Information given -

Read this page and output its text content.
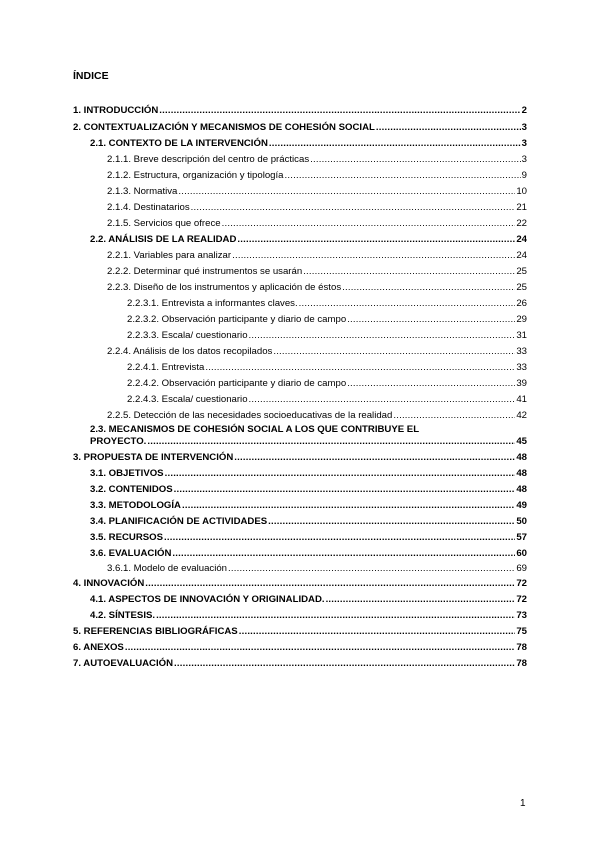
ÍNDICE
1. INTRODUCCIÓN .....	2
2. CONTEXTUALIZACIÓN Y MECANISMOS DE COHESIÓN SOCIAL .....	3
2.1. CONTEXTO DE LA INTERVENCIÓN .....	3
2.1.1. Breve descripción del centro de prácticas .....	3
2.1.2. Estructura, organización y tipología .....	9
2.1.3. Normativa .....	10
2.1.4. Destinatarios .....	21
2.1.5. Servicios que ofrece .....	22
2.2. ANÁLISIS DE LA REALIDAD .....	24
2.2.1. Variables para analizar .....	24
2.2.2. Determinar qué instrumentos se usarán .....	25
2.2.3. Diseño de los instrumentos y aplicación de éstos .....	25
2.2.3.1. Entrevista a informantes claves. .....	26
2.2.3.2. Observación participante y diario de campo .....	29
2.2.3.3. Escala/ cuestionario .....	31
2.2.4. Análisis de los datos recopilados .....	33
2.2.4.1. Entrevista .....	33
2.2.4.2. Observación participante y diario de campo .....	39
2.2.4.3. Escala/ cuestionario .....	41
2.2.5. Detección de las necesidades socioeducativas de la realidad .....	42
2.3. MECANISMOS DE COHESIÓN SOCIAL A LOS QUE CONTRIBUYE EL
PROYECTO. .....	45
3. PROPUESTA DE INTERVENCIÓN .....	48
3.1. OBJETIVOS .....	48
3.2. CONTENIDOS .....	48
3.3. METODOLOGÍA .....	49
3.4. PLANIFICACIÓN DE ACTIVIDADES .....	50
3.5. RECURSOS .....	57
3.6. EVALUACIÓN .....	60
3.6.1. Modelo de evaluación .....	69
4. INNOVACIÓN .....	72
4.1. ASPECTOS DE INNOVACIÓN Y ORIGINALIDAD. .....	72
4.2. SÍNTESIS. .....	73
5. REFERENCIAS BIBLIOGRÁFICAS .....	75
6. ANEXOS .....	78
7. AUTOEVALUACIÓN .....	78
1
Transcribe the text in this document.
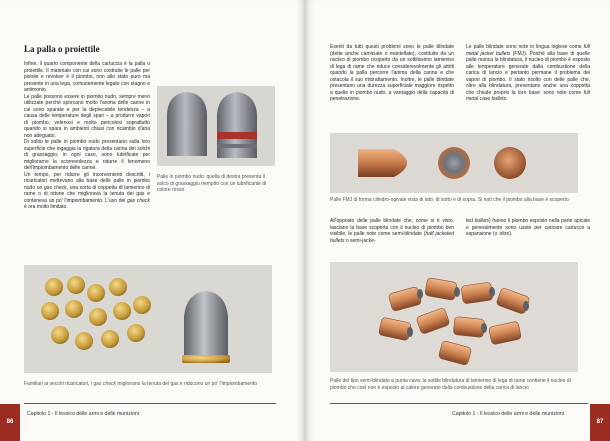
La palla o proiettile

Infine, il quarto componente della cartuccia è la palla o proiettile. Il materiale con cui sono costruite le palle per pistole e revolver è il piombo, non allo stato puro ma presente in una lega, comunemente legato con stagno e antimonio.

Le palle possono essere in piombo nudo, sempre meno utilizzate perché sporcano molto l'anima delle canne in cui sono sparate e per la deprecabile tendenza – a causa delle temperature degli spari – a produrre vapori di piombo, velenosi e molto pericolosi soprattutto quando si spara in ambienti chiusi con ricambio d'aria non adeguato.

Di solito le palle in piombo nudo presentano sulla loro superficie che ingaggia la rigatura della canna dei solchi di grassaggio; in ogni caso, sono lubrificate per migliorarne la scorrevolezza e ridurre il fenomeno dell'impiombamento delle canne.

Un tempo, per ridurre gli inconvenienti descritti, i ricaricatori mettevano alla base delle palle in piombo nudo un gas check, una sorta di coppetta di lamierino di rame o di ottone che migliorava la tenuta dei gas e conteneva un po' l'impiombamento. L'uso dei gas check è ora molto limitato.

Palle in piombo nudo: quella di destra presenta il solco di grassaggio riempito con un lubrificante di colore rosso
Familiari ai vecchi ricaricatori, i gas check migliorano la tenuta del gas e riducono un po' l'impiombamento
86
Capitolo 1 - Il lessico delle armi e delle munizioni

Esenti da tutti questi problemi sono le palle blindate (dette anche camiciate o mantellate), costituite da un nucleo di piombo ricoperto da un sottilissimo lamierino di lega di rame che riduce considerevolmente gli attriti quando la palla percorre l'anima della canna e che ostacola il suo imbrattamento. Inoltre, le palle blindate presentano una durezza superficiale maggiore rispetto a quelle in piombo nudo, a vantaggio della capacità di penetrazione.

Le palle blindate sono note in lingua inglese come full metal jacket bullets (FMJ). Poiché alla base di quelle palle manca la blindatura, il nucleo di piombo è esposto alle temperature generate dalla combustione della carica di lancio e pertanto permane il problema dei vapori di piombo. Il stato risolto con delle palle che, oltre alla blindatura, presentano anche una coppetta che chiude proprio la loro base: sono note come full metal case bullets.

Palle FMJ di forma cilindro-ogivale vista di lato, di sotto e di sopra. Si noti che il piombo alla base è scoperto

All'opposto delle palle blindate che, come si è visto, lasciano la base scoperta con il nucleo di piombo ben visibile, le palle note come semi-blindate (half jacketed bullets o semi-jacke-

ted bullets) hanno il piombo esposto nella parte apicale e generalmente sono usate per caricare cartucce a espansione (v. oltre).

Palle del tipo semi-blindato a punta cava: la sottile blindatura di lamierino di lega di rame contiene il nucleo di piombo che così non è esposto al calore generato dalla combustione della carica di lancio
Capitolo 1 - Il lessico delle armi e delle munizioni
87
---
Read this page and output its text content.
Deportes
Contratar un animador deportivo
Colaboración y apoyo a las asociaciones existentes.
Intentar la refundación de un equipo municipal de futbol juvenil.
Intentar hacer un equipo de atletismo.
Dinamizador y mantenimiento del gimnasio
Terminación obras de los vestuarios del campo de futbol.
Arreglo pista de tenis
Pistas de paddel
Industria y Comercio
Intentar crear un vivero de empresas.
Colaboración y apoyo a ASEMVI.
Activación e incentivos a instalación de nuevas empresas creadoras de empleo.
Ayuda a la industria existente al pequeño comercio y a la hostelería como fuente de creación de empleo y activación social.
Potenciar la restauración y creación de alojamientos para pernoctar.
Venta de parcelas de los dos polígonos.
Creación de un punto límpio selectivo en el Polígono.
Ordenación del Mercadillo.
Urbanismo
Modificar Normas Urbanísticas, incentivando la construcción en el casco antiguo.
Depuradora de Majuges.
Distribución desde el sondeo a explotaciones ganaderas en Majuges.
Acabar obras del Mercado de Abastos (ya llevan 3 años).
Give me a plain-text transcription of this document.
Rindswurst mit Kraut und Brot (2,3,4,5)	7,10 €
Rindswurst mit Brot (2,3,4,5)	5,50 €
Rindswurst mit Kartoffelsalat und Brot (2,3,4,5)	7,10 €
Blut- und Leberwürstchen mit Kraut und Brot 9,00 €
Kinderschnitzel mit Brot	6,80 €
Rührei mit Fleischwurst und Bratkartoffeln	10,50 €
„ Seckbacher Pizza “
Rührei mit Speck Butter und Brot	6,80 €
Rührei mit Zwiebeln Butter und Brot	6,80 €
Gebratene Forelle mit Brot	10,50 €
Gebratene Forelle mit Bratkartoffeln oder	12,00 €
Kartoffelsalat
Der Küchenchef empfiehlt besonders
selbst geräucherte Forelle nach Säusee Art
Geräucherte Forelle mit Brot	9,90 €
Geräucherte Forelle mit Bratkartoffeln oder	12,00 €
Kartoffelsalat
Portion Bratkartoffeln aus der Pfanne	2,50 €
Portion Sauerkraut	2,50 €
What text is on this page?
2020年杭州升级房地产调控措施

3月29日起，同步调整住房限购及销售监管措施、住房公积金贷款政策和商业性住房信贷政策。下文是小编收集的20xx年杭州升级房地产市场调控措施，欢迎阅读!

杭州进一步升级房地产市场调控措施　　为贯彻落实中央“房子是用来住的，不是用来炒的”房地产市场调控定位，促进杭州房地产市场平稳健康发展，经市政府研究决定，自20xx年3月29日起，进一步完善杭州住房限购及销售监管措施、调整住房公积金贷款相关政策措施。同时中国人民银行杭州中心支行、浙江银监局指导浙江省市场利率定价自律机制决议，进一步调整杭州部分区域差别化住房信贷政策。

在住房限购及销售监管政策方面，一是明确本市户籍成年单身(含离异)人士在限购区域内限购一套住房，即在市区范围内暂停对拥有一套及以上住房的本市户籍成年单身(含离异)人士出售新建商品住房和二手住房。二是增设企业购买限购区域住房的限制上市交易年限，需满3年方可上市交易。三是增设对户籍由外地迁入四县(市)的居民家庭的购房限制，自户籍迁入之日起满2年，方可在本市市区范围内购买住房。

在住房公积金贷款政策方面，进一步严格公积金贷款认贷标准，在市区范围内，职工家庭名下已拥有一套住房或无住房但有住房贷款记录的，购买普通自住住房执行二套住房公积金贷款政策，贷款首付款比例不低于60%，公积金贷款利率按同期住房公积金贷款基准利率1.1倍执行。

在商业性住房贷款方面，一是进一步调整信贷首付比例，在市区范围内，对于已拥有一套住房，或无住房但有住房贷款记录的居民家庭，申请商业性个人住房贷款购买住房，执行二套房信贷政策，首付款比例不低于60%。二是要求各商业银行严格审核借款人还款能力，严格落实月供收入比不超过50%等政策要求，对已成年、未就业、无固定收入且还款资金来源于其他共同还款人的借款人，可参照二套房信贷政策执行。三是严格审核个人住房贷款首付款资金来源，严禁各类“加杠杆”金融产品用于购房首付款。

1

Exercise directions - Lines that include the word "grassaggio" are to be extracted from the data above.

Full output -
Di solito le palle in piombo nudo presentano sulla loro superficie che ingaggia la rigatura della canna dei solchi di grassaggio; in ogni caso, sono lubrificate per migliorarne la scorrevolezza e ridurre il fenomeno dell'impiombamento delle canne.
Palle in piombo nudo: quella di destra presenta il solco di grassaggio riempito con un lubrificante di colore rosso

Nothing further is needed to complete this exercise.